** Start STORED RECORDS **
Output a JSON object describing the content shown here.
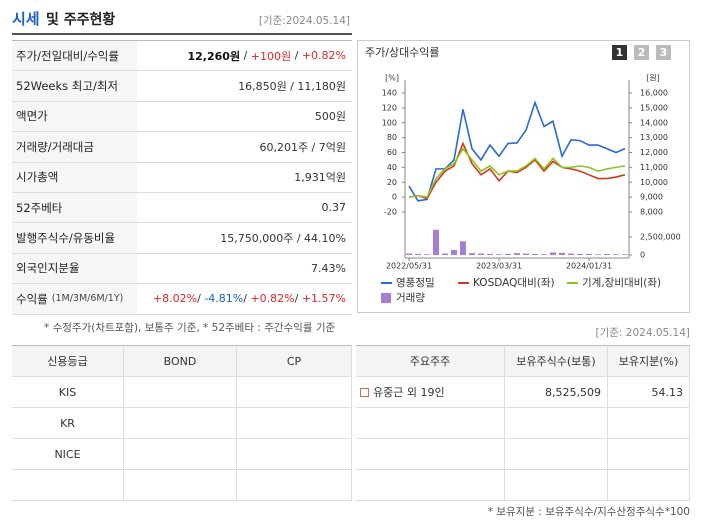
{
  "header": {
    "title": "시세",
    "subtitle": "및 주주현황",
    "date": "[기준:2024.05.14]"
  },
  "summary": {
    "rows": [
      {
        "label": "주가/전일대비/수익률",
        "parts": [
          {
            "text": "12,260원",
            "tone": "strong"
          },
          {
            "text": " / ",
            "tone": "plain"
          },
          {
            "text": "+100원",
            "tone": "up"
          },
          {
            "text": " / ",
            "tone": "plain"
          },
          {
            "text": "+0.82%",
            "tone": "up"
          }
        ]
      },
      {
        "label": "52Weeks 최고/최저",
        "parts": [
          {
            "text": "16,850원 / 11,180원",
            "tone": "plain"
          }
        ]
      },
      {
        "label": "액면가",
        "parts": [
          {
            "text": "500원",
            "tone": "plain"
          }
        ]
      },
      {
        "label": "거래량/거래대금",
        "parts": [
          {
            "text": "60,201주 / 7억원",
            "tone": "plain"
          }
        ]
      },
      {
        "label": "시가총액",
        "parts": [
          {
            "text": "1,931억원",
            "tone": "plain"
          }
        ]
      },
      {
        "label": "52주베타",
        "parts": [
          {
            "text": "0.37",
            "tone": "plain"
          }
        ]
      },
      {
        "label": "발행주식수/유동비율",
        "parts": [
          {
            "text": "15,750,000주 / 44.10%",
            "tone": "plain"
          }
        ]
      },
      {
        "label": "외국인지분율",
        "parts": [
          {
            "text": "7.43%",
            "tone": "plain"
          }
        ]
      },
      {
        "label": "수익률",
        "label_note": "(1M/3M/6M/1Y)",
        "parts": [
          {
            "text": "+8.02%",
            "tone": "up"
          },
          {
            "text": "/ ",
            "tone": "plain"
          },
          {
            "text": "-4.81%",
            "tone": "down"
          },
          {
            "text": "/ ",
            "tone": "plain"
          },
          {
            "text": "+0.82%",
            "tone": "up"
          },
          {
            "text": "/ ",
            "tone": "plain"
          },
          {
            "text": "+1.57%",
            "tone": "up"
          }
        ]
      }
    ],
    "note": "* 수정주가(차트포함), 보통주 기준, * 52주베타 : 주간수익률 기준",
    "date": "[기준: 2024.05.14]"
  },
  "chart_data": {
    "type": "line",
    "title": "주가/상대수익률",
    "tabs": [
      "1",
      "2",
      "3"
    ],
    "categories": [
      "2022/05/31",
      null,
      null,
      null,
      null,
      null,
      null,
      null,
      null,
      null,
      "2023/03/31",
      null,
      null,
      null,
      null,
      null,
      null,
      null,
      null,
      null,
      "2024/01/31",
      null,
      null,
      null,
      null
    ],
    "y_unit": "[%]",
    "ylim": [
      -20,
      140
    ],
    "yticks": [
      -20,
      0,
      20,
      40,
      60,
      80,
      100,
      120,
      140
    ],
    "y2_unit": "[원]",
    "y2lim": [
      8000,
      16000
    ],
    "y2ticks": [
      {
        "value": 8000,
        "label": "8,000"
      },
      {
        "value": 9000,
        "label": "9,000"
      },
      {
        "value": 10000,
        "label": "10,000"
      },
      {
        "value": 11000,
        "label": "11,000"
      },
      {
        "value": 12000,
        "label": "12,000"
      },
      {
        "value": 13000,
        "label": "13,000"
      },
      {
        "value": 14000,
        "label": "14,000"
      },
      {
        "value": 15000,
        "label": "15,000"
      },
      {
        "value": 16000,
        "label": "16,000"
      }
    ],
    "y3lim": [
      0,
      2500000
    ],
    "y3ticks": [
      0,
      {
        "value": 2500000,
        "label": "2,500,000"
      }
    ],
    "grid": false,
    "series": [
      {
        "name": "영풍정밀",
        "color": "#2a6ad6",
        "axis": "y2",
        "values": [
          9750,
          8750,
          8850,
          10900,
          10900,
          11500,
          14900,
          12250,
          11500,
          12500,
          11750,
          12600,
          12650,
          13500,
          15350,
          13750,
          14100,
          11750,
          12850,
          12800,
          12500,
          12500,
          12250,
          12000,
          12260
        ]
      },
      {
        "name": "KOSDAQ대비(좌)",
        "color": "#d33a1d",
        "values": [
          0,
          2,
          -2,
          20,
          35,
          42,
          72,
          45,
          30,
          38,
          22,
          35,
          33,
          40,
          50,
          35,
          48,
          40,
          38,
          35,
          30,
          25,
          25,
          27,
          30
        ]
      },
      {
        "name": "기계,장비대비(좌)",
        "color": "#8cc41b",
        "values": [
          0,
          2,
          0,
          25,
          38,
          45,
          65,
          50,
          35,
          42,
          30,
          35,
          35,
          42,
          52,
          38,
          52,
          40,
          40,
          42,
          40,
          35,
          38,
          40,
          42
        ]
      },
      {
        "name": "거래량",
        "color": "#a57fd6",
        "type": "bar",
        "axis": "y3",
        "values": [
          200000,
          150000,
          100000,
          3500000,
          200000,
          700000,
          1900000,
          250000,
          200000,
          150000,
          100000,
          150000,
          250000,
          200000,
          150000,
          100000,
          350000,
          300000,
          200000,
          150000,
          150000,
          100000,
          150000,
          100000,
          100000
        ]
      }
    ]
  },
  "credit_table": {
    "columns": [
      "신용등급",
      "BOND",
      "CP"
    ],
    "rows": [
      [
        "KIS"
      ],
      [
        "KR"
      ],
      [
        "NICE"
      ]
    ]
  },
  "holders_table": {
    "columns": [
      "주요주주",
      "보유주식수(보통)",
      "보유지분(%)"
    ],
    "rows": [
      [
        "유중근 외 19인",
        "8,525,509",
        "54.13"
      ]
    ],
    "note": "* 보유지분 : 보유주식수/지수산정주식수*100"
  }
}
** End STORED RECORDS **
▸ **DIRECTIVE**
Leave the pictures out, and print every line of the listing exactly as written.

▸ **SOLUTION**
Output a JSON object describing the content shown here.
{
  "header": {
    "title": "시세",
    "subtitle": "및 주주현황",
    "date": "[기준:2024.05.14]"
  },
  "summary": {
    "rows": [
      {
        "label": "주가/전일대비/수익률",
        "parts": [
          {
            "text": "12,260원",
            "tone": "strong"
          },
          {
            "text": " / ",
            "tone": "plain"
          },
          {
            "text": "+100원",
            "tone": "up"
          },
          {
            "text": " / ",
            "tone": "plain"
          },
          {
            "text": "+0.82%",
            "tone": "up"
          }
        ]
      },
      {
        "label": "52Weeks 최고/최저",
        "parts": [
          {
            "text": "16,850원 / 11,180원",
            "tone": "plain"
          }
        ]
      },
      {
        "label": "액면가",
        "parts": [
          {
            "text": "500원",
            "tone": "plain"
          }
        ]
      },
      {
        "label": "거래량/거래대금",
        "parts": [
          {
            "text": "60,201주 / 7억원",
            "tone": "plain"
          }
        ]
      },
      {
        "label": "시가총액",
        "parts": [
          {
            "text": "1,931억원",
            "tone": "plain"
          }
        ]
      },
      {
        "label": "52주베타",
        "parts": [
          {
            "text": "0.37",
            "tone": "plain"
          }
        ]
      },
      {
        "label": "발행주식수/유동비율",
        "parts": [
          {
            "text": "15,750,000주 / 44.10%",
            "tone": "plain"
          }
        ]
      },
      {
        "label": "외국인지분율",
        "parts": [
          {
            "text": "7.43%",
            "tone": "plain"
          }
        ]
      },
      {
        "label": "수익률",
        "label_note": "(1M/3M/6M/1Y)",
        "parts": [
          {
            "text": "+8.02%",
            "tone": "up"
          },
          {
            "text": "/ ",
            "tone": "plain"
          },
          {
            "text": "-4.81%",
            "tone": "down"
          },
          {
            "text": "/ ",
            "tone": "plain"
          },
          {
            "text": "+0.82%",
            "tone": "up"
          },
          {
            "text": "/ ",
            "tone": "plain"
          },
          {
            "text": "+1.57%",
            "tone": "up"
          }
        ]
      }
    ],
    "note": "* 수정주가(차트포함), 보통주 기준, * 52주베타 : 주간수익률 기준",
    "date": "[기준: 2024.05.14]"
  },
  "chart_data": {
    "type": "line",
    "title": "주가/상대수익률",
    "tabs": [
      "1",
      "2",
      "3"
    ],
    "categories": [
      "2022/05/31",
      null,
      null,
      null,
      null,
      null,
      null,
      null,
      null,
      null,
      "2023/03/31",
      null,
      null,
      null,
      null,
      null,
      null,
      null,
      null,
      null,
      "2024/01/31",
      null,
      null,
      null,
      null
    ],
    "y_unit": "[%]",
    "ylim": [
      -20,
      140
    ],
    "yticks": [
      -20,
      0,
      20,
      40,
      60,
      80,
      100,
      120,
      140
    ],
    "y2_unit": "[원]",
    "y2lim": [
      8000,
      16000
    ],
    "y2ticks": [
      {
        "value": 8000,
        "label": "8,000"
      },
      {
        "value": 9000,
        "label": "9,000"
      },
      {
        "value": 10000,
        "label": "10,000"
      },
      {
        "value": 11000,
        "label": "11,000"
      },
      {
        "value": 12000,
        "label": "12,000"
      },
      {
        "value": 13000,
        "label": "13,000"
      },
      {
        "value": 14000,
        "label": "14,000"
      },
      {
        "value": 15000,
        "label": "15,000"
      },
      {
        "value": 16000,
        "label": "16,000"
      }
    ],
    "y3lim": [
      0,
      2500000
    ],
    "y3ticks": [
      0,
      {
        "value": 2500000,
        "label": "2,500,000"
      }
    ],
    "grid": false,
    "series": [
      {
        "name": "영풍정밀",
        "color": "#2a6ad6",
        "axis": "y2",
        "values": [
          9750,
          8750,
          8850,
          10900,
          10900,
          11500,
          14900,
          12250,
          11500,
          12500,
          11750,
          12600,
          12650,
          13500,
          15350,
          13750,
          14100,
          11750,
          12850,
          12800,
          12500,
          12500,
          12250,
          12000,
          12260
        ]
      },
      {
        "name": "KOSDAQ대비(좌)",
        "color": "#d33a1d",
        "values": [
          0,
          2,
          -2,
          20,
          35,
          42,
          72,
          45,
          30,
          38,
          22,
          35,
          33,
          40,
          50,
          35,
          48,
          40,
          38,
          35,
          30,
          25,
          25,
          27,
          30
        ]
      },
      {
        "name": "기계,장비대비(좌)",
        "color": "#8cc41b",
        "values": [
          0,
          2,
          0,
          25,
          38,
          45,
          65,
          50,
          35,
          42,
          30,
          35,
          35,
          42,
          52,
          38,
          52,
          40,
          40,
          42,
          40,
          35,
          38,
          40,
          42
        ]
      },
      {
        "name": "거래량",
        "color": "#a57fd6",
        "type": "bar",
        "axis": "y3",
        "values": [
          200000,
          150000,
          100000,
          3500000,
          200000,
          700000,
          1900000,
          250000,
          200000,
          150000,
          100000,
          150000,
          250000,
          200000,
          150000,
          100000,
          350000,
          300000,
          200000,
          150000,
          150000,
          100000,
          150000,
          100000,
          100000
        ]
      }
    ]
  },
  "credit_table": {
    "columns": [
      "신용등급",
      "BOND",
      "CP"
    ],
    "rows": [
      [
        "KIS"
      ],
      [
        "KR"
      ],
      [
        "NICE"
      ]
    ]
  },
  "holders_table": {
    "columns": [
      "주요주주",
      "보유주식수(보통)",
      "보유지분(%)"
    ],
    "rows": [
      [
        "유중근 외 19인",
        "8,525,509",
        "54.13"
      ]
    ],
    "note": "* 보유지분 : 보유주식수/지수산정주식수*100"
  }
}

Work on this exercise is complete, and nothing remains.